■ **Task brief**: Provide the records once more, identical to the original.

■ **Data for processing**:
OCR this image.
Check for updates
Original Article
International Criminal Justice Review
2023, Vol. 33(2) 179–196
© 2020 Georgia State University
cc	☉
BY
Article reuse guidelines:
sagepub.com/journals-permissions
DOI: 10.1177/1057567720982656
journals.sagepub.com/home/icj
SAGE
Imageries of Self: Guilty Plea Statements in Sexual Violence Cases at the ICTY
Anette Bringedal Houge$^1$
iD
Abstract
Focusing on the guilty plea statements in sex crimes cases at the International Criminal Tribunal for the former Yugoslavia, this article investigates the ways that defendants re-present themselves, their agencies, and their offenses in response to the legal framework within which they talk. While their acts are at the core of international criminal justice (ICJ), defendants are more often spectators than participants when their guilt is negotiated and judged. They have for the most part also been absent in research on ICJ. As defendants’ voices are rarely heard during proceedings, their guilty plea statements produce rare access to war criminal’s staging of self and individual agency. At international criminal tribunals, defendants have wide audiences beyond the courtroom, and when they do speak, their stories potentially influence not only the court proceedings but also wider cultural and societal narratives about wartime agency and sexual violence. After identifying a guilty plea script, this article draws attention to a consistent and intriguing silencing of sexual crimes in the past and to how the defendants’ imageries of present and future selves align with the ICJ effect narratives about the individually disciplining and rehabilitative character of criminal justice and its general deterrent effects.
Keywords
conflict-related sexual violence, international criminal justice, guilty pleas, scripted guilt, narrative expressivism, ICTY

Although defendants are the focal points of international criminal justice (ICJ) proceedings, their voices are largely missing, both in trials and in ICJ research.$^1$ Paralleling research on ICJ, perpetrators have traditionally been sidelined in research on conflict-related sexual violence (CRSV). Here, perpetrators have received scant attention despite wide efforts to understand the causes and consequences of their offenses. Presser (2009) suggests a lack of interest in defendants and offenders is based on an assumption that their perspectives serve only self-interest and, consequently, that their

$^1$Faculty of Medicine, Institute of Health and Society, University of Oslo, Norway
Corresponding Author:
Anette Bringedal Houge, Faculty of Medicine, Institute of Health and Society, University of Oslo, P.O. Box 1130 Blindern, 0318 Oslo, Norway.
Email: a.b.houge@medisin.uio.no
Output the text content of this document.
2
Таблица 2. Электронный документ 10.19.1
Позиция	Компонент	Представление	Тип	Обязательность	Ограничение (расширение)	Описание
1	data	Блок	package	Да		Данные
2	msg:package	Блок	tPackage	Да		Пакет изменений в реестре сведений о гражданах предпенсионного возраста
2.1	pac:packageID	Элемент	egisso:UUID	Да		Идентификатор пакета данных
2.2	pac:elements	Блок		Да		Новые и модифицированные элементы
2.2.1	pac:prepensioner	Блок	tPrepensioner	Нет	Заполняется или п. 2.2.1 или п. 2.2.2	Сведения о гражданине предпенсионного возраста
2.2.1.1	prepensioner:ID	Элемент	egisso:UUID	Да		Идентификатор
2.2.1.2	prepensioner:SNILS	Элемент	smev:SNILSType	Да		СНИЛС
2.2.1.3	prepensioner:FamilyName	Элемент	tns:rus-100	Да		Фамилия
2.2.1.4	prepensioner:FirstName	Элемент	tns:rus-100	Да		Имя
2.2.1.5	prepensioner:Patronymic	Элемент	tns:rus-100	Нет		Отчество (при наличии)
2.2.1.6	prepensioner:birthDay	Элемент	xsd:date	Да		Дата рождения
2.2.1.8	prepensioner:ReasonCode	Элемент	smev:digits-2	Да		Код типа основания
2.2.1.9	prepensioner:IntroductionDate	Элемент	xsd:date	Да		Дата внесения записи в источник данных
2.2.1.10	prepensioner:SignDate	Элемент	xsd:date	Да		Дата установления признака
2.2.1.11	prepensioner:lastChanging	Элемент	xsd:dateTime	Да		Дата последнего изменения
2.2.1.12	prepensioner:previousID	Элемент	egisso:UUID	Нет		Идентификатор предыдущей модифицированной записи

■ **Exercise response**:
OCR this image.
Check for updates
Original Article
International Criminal Justice Review
2023, Vol. 33(2) 179–196
© 2020 Georgia State University
cc	☉
BY
Article reuse guidelines:
sagepub.com/journals-permissions
DOI: 10.1177/1057567720982656
journals.sagepub.com/home/icj
SAGE
Imageries of Self: Guilty Plea Statements in Sexual Violence Cases at the ICTY
Anette Bringedal Houge$^1$
iD
Abstract
Focusing on the guilty plea statements in sex crimes cases at the International Criminal Tribunal for the former Yugoslavia, this article investigates the ways that defendants re-present themselves, their agencies, and their offenses in response to the legal framework within which they talk. While their acts are at the core of international criminal justice (ICJ), defendants are more often spectators than participants when their guilt is negotiated and judged. They have for the most part also been absent in research on ICJ. As defendants’ voices are rarely heard during proceedings, their guilty plea statements produce rare access to war criminal’s staging of self and individual agency. At international criminal tribunals, defendants have wide audiences beyond the courtroom, and when they do speak, their stories potentially influence not only the court proceedings but also wider cultural and societal narratives about wartime agency and sexual violence. After identifying a guilty plea script, this article draws attention to a consistent and intriguing silencing of sexual crimes in the past and to how the defendants’ imageries of present and future selves align with the ICJ effect narratives about the individually disciplining and rehabilitative character of criminal justice and its general deterrent effects.
Keywords
conflict-related sexual violence, international criminal justice, guilty pleas, scripted guilt, narrative expressivism, ICTY

Although defendants are the focal points of international criminal justice (ICJ) proceedings, their voices are largely missing, both in trials and in ICJ research.$^1$ Paralleling research on ICJ, perpetrators have traditionally been sidelined in research on conflict-related sexual violence (CRSV). Here, perpetrators have received scant attention despite wide efforts to understand the causes and consequences of their offenses. Presser (2009) suggests a lack of interest in defendants and offenders is based on an assumption that their perspectives serve only self-interest and, consequently, that their

$^1$Faculty of Medicine, Institute of Health and Society, University of Oslo, Norway
Corresponding Author:
Anette Bringedal Houge, Faculty of Medicine, Institute of Health and Society, University of Oslo, P.O. Box 1130 Blindern, 0318 Oslo, Norway.
Email: a.b.houge@medisin.uio.no
Output the text content of this document.
2
Таблица 2. Электронный документ 10.19.1
Позиция	Компонент	Представление	Тип	Обязательность	Ограничение (расширение)	Описание
1	data	Блок	package	Да		Данные
2	msg:package	Блок	tPackage	Да		Пакет изменений в реестре сведений о гражданах предпенсионного возраста
2.1	pac:packageID	Элемент	egisso:UUID	Да		Идентификатор пакета данных
2.2	pac:elements	Блок		Да		Новые и модифицированные элементы
2.2.1	pac:prepensioner	Блок	tPrepensioner	Нет	Заполняется или п. 2.2.1 или п. 2.2.2	Сведения о гражданине предпенсионного возраста
2.2.1.1	prepensioner:ID	Элемент	egisso:UUID	Да		Идентификатор
2.2.1.2	prepensioner:SNILS	Элемент	smev:SNILSType	Да		СНИЛС
2.2.1.3	prepensioner:FamilyName	Элемент	tns:rus-100	Да		Фамилия
2.2.1.4	prepensioner:FirstName	Элемент	tns:rus-100	Да		Имя
2.2.1.5	prepensioner:Patronymic	Элемент	tns:rus-100	Нет		Отчество (при наличии)
2.2.1.6	prepensioner:birthDay	Элемент	xsd:date	Да		Дата рождения
2.2.1.8	prepensioner:ReasonCode	Элемент	smev:digits-2	Да		Код типа основания
2.2.1.9	prepensioner:IntroductionDate	Элемент	xsd:date	Да		Дата внесения записи в источник данных
2.2.1.10	prepensioner:SignDate	Элемент	xsd:date	Да		Дата установления признака
2.2.1.11	prepensioner:lastChanging	Элемент	xsd:dateTime	Да		Дата последнего изменения
2.2.1.12	prepensioner:previousID	Элемент	egisso:UUID	Нет		Идентификатор предыдущей модифицированной записи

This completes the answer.